→ **Page text**:
***

Higher interest rates make life tougher for households and businesses. That’s what they are intended to do – the aim being to reduce the level of demand in the economy and thus squeeze out excess price inflation. The cost-of-living crisis and a new interest rate environment have placed renewed pressure on many charities’ budgets as they think about how the cost-of-living crisis is affecting beneficiaries and their own staff and donors. Organisations with long-term investments have been reminded how higher and, especially, rising interest rates can damage asset valuations, even if their portfolio’s underlying earnings have held up fairly well.

One element of charity resources can, however, benefit when interest rates are higher: cash deposits. For the first time in well over a decade, you should be able to get a meaningful income from your cash balances. 

But this probably won’t happen automatically. Whilst interest rates on mortgages and other lending have followed the upward trajectory of the official bank rate, banks generally haven’t been in a hurry to pay much higher rates to their depositors, especially those using easy-access bank accounts. This mismatch has been conspicuous enough to result in leading banks being called in by parliamentarians and regulators to explain themselves. 

And it seems that charities have had a particularly poor deal, perhaps because they do not present the same opportunities for cross-selling of loans and investment products that the banks can find in the market for individual account holders.

There is an alternative

So if the interest your organisation’s bank is paying you on your day-to-day cash balances is only a fraction of the OBR, is there anything you can do? Many charity treasurers and finance managers find that cash funds prove an attractive option. Deposit and money market funds, some of which are exclusively available to charities, are an efficient and low-risk way to access interest rates that are much closer to the Bank of England’s headline rate. 

Using a pooled cash fund means that you are not lending directly to an individual bank or building society, so your investment wouldn’t be covered by the deposit guarantee scheme which protects balances of up to £85,000 in the unlikely event of a bank failure. This doesn’t require you to compromise on risk control. On the contrary, the main objective of deposit and money market funds is to keep investors’ capital secure while maintaining easy access for withdrawals. They typically do this by placing cash in deposits and other cash instruments across a wide spread of carefully screened banks.

These professionally managed funds are able to assess and monitor the credit quality of borrowing institutions across the market. They will have controls such as limits on the size and length of funding that can be placed with any one bank. 

Diversifying the fund’s assets across a large number of high quality borrowers is an important way in which managers seek to ensure that the fund’s capital is secure and that depositors are able to withdraw their cash without notice. In fact the credit rating of a pooled cash fund – something that you should ask about when researching funds – will often be higher than that of any individual bank to which you might lend directly. 

But at the same time, with the benefit of its institutional status and by being able to place some of the cash for longer periods than just overnight, a pooled cash fund will often be able to offer its investors yields much closer to the OBR. This should be welcome news for trustees and executives seeking to make effective use of their charity’s financial resources.

***

→ **Set problem**:
According to the text on charity cash and interest rates, up to what amount of balances does the deposit guarantee scheme protect if a bank fails?

→ **Provided material**:
***

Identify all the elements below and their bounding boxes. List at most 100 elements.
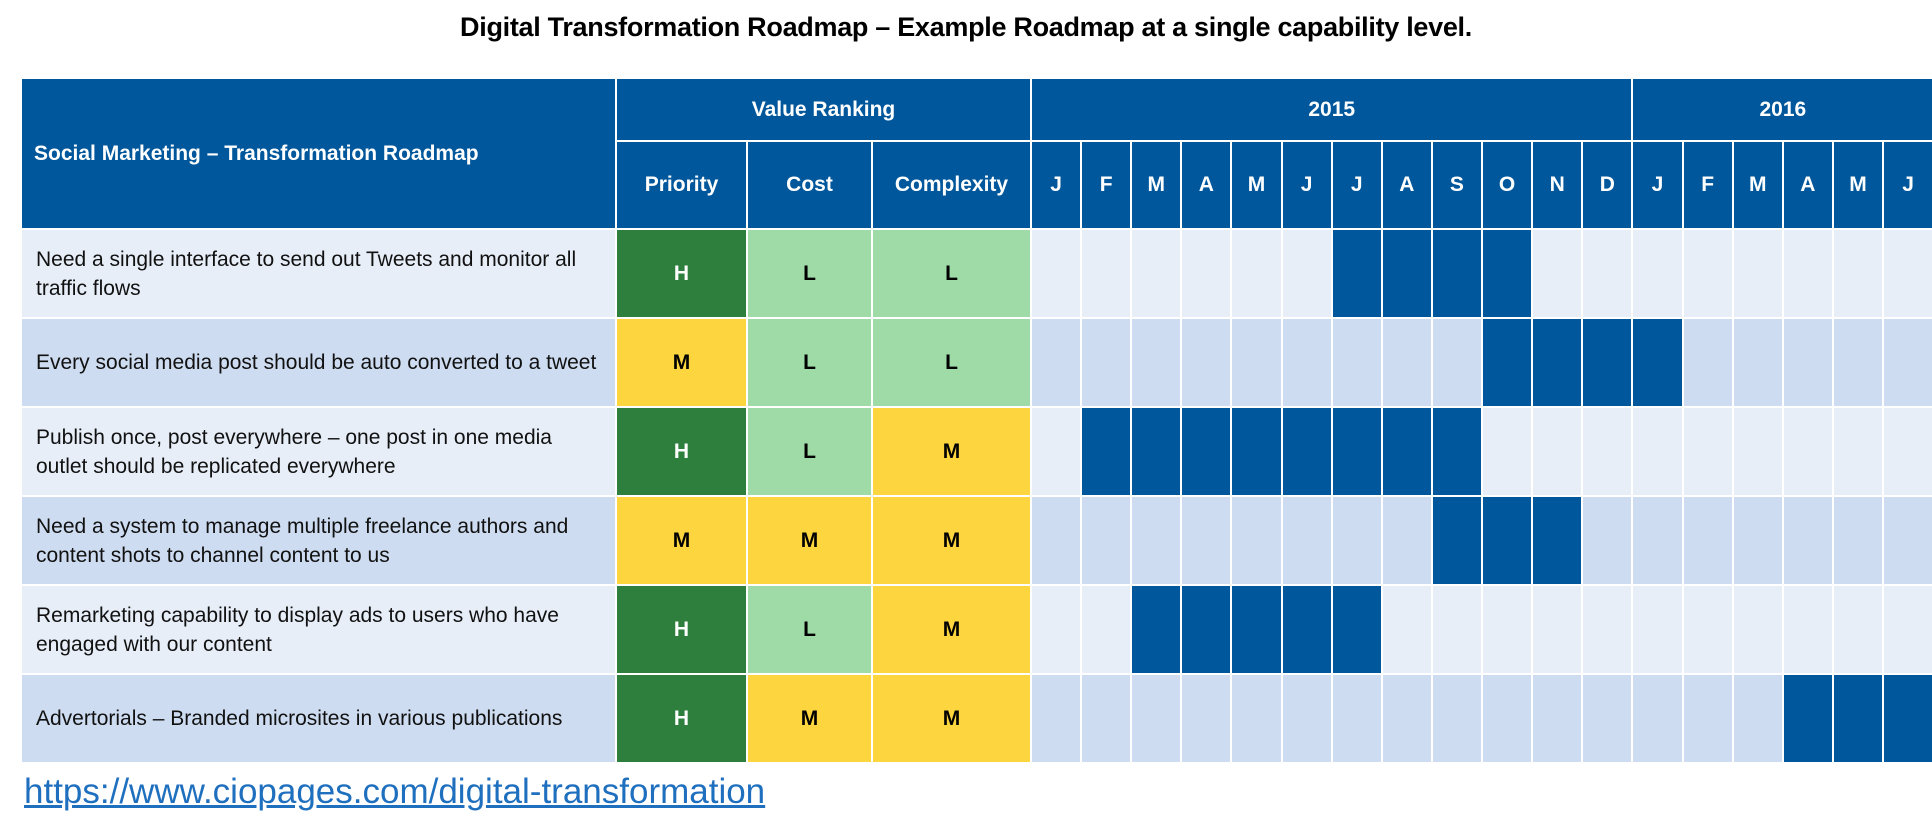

***

→ **Solution to this task**:
Up to £85,000.